### Work to complete
Every line in the listing is to be echoed verbatim.

### Listed entries
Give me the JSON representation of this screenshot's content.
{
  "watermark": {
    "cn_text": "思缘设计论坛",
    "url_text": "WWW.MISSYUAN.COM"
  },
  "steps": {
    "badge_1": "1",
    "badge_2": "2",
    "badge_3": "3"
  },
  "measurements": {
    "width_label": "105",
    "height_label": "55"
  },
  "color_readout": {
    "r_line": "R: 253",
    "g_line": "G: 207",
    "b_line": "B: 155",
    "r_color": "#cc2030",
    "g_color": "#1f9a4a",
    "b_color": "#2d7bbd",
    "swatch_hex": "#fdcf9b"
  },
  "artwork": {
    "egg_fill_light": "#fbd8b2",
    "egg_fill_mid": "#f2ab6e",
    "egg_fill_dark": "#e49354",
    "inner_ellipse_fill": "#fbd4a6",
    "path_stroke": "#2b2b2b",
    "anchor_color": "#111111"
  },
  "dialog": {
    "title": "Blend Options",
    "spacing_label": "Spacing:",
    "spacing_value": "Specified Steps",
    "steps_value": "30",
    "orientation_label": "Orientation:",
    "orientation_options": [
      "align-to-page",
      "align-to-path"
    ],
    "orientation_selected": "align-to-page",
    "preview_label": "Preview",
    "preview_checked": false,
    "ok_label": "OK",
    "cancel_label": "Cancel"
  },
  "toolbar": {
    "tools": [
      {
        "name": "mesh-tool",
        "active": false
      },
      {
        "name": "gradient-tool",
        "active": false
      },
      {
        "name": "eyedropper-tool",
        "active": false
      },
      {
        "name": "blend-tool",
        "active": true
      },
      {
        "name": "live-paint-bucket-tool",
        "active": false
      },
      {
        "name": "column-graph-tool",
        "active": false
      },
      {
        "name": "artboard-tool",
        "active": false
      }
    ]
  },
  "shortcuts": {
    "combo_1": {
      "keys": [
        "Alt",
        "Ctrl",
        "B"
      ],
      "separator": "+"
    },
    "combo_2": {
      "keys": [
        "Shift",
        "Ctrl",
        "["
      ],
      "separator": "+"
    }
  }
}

### Response to this exercise
Give me the JSON representation of this screenshot's content.
{
  "watermark": {
    "cn_text": "思缘设计论坛",
    "url_text": "WWW.MISSYUAN.COM"
  },
  "steps": {
    "badge_1": "1",
    "badge_2": "2",
    "badge_3": "3"
  },
  "measurements": {
    "width_label": "105",
    "height_label": "55"
  },
  "color_readout": {
    "r_line": "R: 253",
    "g_line": "G: 207",
    "b_line": "B: 155",
    "r_color": "#cc2030",
    "g_color": "#1f9a4a",
    "b_color": "#2d7bbd",
    "swatch_hex": "#fdcf9b"
  },
  "artwork": {
    "egg_fill_light": "#fbd8b2",
    "egg_fill_mid": "#f2ab6e",
    "egg_fill_dark": "#e49354",
    "inner_ellipse_fill": "#fbd4a6",
    "path_stroke": "#2b2b2b",
    "anchor_color": "#111111"
  },
  "dialog": {
    "title": "Blend Options",
    "spacing_label": "Spacing:",
    "spacing_value": "Specified Steps",
    "steps_value": "30",
    "orientation_label": "Orientation:",
    "orientation_options": [
      "align-to-page",
      "align-to-path"
    ],
    "orientation_selected": "align-to-page",
    "preview_label": "Preview",
    "preview_checked": false,
    "ok_label": "OK",
    "cancel_label": "Cancel"
  },
  "toolbar": {
    "tools": [
      {
        "name": "mesh-tool",
        "active": false
      },
      {
        "name": "gradient-tool",
        "active": false
      },
      {
        "name": "eyedropper-tool",
        "active": false
      },
      {
        "name": "blend-tool",
        "active": true
      },
      {
        "name": "live-paint-bucket-tool",
        "active": false
      },
      {
        "name": "column-graph-tool",
        "active": false
      },
      {
        "name": "artboard-tool",
        "active": false
      }
    ]
  },
  "shortcuts": {
    "combo_1": {
      "keys": [
        "Alt",
        "Ctrl",
        "B"
      ],
      "separator": "+"
    },
    "combo_2": {
      "keys": [
        "Shift",
        "Ctrl",
        "["
      ],
      "separator": "+"
    }
  }
}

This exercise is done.